• TEXT BLOCK:
+++

Irene McHugh always liked cemeteries.

How do you explain that interest to someone not blessed to share it — the cool stones, the sad-eyed marble angels, the lifetimes of stories buried there? The minute she was old enough to go exploring on her bike, McHugh pedaled to all the burial grounds around Berlin and Kensington to touch the stones and imagine the lives of the people lying beneath. On road trips, she was the first to scream "Stop the car!" when an interesting burial plot flashed by.

Weird, yes, but it was unintended preparation for her eventual job in a bone yard — and not just any bone yard but Hartford's venerable Cedar Hill Cemetery, which for nearly 150 years has been the final resting place for many of Hartford's bold-face names.

McHugh came on board 12 years ago as executive assistant to the executive director, and from that vague job title she launched the popular Tea and Sympathy program on Victorian mourning etiquette. She joined with others to label the cemetery's diverse plant life. She organized bird walks and tree walks and researched the graves of not just the big names but lesser-knowns who added to the fabric of Hartford. She threw open the gates and, like an archaeologist, kept uncovering interesting stories about the residents of Cedar Hill.

She also excelled at telling those stories. Cemetery tour-goers followed enthralled as McHugh scampered stone to stone, fleshing out people long cold in their graves. Take the Colt family. In her talks, McHugh explored the better-known firearms magnate Samuel, but she was more interested in his wife, Elizabeth, benefactress of so many Hartford institutions — including Cedar Hill, which took off, in large part, because of her.

Elizabeth Colt had buried her husband and four of her children in the grounds of her gracious mansion, Armsmear, on Wethersfield Avenue, but right after the park-like cemetery opened, she placed in Section 2 a graceful 32-foot-tall family memorial in pink Scottish granite.

+++

(Data extracted from a collection)
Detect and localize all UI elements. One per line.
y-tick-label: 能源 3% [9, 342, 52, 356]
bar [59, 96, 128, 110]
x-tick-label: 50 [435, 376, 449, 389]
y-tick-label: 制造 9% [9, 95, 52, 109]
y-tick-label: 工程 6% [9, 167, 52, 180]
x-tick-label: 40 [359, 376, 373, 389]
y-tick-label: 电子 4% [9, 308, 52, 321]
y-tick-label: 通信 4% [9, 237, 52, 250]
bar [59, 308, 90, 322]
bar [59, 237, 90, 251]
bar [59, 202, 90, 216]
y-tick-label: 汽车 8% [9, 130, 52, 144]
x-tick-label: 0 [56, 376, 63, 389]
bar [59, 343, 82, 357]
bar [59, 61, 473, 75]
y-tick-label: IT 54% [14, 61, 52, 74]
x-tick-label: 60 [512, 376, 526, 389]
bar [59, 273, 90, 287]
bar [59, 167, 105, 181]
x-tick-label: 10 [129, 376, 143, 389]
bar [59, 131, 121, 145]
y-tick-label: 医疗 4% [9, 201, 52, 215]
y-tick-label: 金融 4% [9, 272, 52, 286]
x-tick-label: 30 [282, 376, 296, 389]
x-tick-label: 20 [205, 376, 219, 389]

+++

• EXERCISE 1: Rewrite the piece about Irene McHugh, beginning at the words "Irene McHugh always" and stopping after "plot flashed by.", with "bike" changed to "bicycle".
• EXERCISE 2:
Using the piece about Irene McHugh, answer these:
(a) What job did McHugh hold when she started at Cedar Hill Cemetery?
(b) What was the name of Elizabeth Colt's mansion?
(c) How tall is the Colt family memorial in Section 2?

• CORRECT RESPONSE 1:
Irene McHugh always liked cemeteries.

How do you explain that interest to someone not blessed to share it — the cool stones, the sad-eyed marble angels, the lifetimes of stories buried there? The minute she was old enough to go exploring on her bicycle, McHugh pedaled to all the burial grounds around Berlin and Kensington to touch the stones and imagine the lives of the people lying beneath. On road trips, she was the first to scream "Stop the car!" when an interesting burial plot flashed by.

• CORRECT RESPONSE 2:
(a) Executive assistant to the executive director
(b) Armsmear
(c) 32 feet